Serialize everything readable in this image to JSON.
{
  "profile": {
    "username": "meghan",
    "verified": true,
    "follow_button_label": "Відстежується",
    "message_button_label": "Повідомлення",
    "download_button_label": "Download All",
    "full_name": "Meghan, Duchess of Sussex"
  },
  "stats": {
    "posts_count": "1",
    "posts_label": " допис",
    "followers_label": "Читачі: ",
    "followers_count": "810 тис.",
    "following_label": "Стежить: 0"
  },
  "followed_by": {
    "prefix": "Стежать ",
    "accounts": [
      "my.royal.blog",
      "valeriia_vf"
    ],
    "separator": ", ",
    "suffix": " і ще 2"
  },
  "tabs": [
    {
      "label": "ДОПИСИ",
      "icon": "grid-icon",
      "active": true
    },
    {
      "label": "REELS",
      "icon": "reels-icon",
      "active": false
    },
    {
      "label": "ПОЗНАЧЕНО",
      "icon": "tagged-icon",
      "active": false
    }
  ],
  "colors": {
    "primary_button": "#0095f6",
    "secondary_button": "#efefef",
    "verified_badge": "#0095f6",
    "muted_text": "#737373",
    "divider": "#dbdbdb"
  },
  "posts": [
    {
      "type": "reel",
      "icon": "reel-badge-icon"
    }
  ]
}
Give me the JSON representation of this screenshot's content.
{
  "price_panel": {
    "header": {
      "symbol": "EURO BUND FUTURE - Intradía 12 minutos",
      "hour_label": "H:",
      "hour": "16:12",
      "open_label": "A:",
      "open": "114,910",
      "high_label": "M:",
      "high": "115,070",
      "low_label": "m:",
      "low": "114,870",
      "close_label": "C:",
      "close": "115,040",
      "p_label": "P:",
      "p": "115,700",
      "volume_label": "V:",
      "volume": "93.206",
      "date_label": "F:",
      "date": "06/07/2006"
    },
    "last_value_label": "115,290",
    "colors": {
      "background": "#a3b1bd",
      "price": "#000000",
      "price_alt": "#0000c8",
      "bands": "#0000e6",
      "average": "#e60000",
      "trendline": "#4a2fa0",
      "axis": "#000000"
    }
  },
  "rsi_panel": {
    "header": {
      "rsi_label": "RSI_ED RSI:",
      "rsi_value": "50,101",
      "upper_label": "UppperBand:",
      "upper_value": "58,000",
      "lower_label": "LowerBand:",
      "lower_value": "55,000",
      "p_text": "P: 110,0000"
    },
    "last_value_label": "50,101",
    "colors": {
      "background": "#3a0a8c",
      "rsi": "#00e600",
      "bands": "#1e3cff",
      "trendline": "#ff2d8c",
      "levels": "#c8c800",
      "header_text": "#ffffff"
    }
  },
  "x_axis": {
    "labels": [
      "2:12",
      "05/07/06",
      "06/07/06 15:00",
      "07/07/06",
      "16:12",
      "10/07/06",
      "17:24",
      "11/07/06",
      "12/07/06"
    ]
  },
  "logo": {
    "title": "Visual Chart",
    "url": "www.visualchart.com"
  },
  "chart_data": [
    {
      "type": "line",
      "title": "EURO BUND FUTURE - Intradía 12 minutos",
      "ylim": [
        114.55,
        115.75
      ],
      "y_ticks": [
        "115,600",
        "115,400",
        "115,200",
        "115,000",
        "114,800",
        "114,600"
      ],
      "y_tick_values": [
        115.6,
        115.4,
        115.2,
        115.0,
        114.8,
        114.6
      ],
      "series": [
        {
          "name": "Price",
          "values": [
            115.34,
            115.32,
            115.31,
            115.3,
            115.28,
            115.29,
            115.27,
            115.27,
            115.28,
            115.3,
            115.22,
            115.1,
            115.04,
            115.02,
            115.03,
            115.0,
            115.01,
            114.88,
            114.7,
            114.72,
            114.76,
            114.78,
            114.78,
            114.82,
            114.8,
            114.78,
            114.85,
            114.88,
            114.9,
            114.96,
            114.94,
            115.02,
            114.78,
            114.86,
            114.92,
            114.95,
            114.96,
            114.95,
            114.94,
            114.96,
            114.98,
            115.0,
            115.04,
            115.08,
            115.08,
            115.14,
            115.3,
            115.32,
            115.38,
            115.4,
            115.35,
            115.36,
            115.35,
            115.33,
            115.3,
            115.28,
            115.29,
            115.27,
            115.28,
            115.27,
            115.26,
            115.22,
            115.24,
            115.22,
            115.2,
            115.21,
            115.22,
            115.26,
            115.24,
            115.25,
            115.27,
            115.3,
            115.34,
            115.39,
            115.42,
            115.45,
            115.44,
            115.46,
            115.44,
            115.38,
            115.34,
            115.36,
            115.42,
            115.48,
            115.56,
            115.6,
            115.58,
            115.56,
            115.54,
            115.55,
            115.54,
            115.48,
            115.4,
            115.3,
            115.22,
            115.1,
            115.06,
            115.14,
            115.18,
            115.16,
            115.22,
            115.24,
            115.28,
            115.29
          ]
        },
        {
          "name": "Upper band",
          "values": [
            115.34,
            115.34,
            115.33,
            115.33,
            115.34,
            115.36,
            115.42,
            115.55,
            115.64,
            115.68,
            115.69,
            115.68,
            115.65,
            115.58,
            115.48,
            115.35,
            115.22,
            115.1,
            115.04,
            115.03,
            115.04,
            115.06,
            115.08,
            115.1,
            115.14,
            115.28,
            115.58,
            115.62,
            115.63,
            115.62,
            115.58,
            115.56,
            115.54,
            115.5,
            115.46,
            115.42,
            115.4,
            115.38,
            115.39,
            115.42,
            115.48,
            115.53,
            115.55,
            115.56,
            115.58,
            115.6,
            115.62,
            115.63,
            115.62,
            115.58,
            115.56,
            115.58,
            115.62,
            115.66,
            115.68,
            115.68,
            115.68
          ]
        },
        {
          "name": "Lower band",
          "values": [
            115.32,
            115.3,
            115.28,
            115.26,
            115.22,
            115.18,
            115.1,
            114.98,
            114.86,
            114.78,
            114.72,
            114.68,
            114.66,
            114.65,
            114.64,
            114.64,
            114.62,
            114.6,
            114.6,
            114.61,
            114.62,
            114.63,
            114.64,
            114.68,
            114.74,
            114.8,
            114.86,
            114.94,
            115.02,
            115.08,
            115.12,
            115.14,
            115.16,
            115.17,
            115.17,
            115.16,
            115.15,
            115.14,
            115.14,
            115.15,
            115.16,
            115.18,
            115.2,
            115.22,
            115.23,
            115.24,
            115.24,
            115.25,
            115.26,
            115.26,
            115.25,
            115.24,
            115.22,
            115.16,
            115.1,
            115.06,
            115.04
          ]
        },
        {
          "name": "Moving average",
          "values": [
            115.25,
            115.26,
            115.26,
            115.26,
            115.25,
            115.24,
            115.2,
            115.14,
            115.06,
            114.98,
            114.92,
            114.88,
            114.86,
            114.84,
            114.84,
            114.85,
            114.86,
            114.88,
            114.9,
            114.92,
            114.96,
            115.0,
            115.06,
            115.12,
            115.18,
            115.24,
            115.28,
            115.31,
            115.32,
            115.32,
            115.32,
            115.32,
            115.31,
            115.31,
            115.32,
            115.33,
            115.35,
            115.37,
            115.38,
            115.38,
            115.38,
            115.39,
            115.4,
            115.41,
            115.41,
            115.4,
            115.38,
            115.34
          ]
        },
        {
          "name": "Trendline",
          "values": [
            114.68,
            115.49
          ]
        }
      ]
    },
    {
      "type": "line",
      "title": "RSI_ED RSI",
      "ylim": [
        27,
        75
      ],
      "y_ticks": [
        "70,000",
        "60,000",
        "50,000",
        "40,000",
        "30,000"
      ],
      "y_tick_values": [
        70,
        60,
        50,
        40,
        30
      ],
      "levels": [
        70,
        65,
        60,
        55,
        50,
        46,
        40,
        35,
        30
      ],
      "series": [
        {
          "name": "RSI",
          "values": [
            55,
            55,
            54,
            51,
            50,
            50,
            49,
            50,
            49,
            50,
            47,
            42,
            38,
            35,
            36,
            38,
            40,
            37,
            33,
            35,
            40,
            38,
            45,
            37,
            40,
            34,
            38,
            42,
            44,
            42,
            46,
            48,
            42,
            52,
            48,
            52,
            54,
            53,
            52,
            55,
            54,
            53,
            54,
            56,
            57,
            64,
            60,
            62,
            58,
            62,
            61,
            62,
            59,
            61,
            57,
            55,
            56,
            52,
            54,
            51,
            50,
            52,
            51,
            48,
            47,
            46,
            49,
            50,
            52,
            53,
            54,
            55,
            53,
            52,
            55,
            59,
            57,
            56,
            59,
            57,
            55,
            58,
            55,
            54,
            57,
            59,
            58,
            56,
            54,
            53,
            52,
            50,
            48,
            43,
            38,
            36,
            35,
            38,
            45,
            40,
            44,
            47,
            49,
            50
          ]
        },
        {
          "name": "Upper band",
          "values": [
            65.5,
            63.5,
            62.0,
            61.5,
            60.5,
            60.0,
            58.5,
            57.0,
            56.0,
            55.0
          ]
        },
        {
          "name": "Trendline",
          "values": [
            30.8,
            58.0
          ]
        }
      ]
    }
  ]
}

:::::

> [Stated exercise]: Pull out all lines in the data above that include "minutos".

> [Full response]:
      "symbol": "EURO BUND FUTURE - Intradía 12 minutos",
      "title": "EURO BUND FUTURE - Intradía 12 minutos",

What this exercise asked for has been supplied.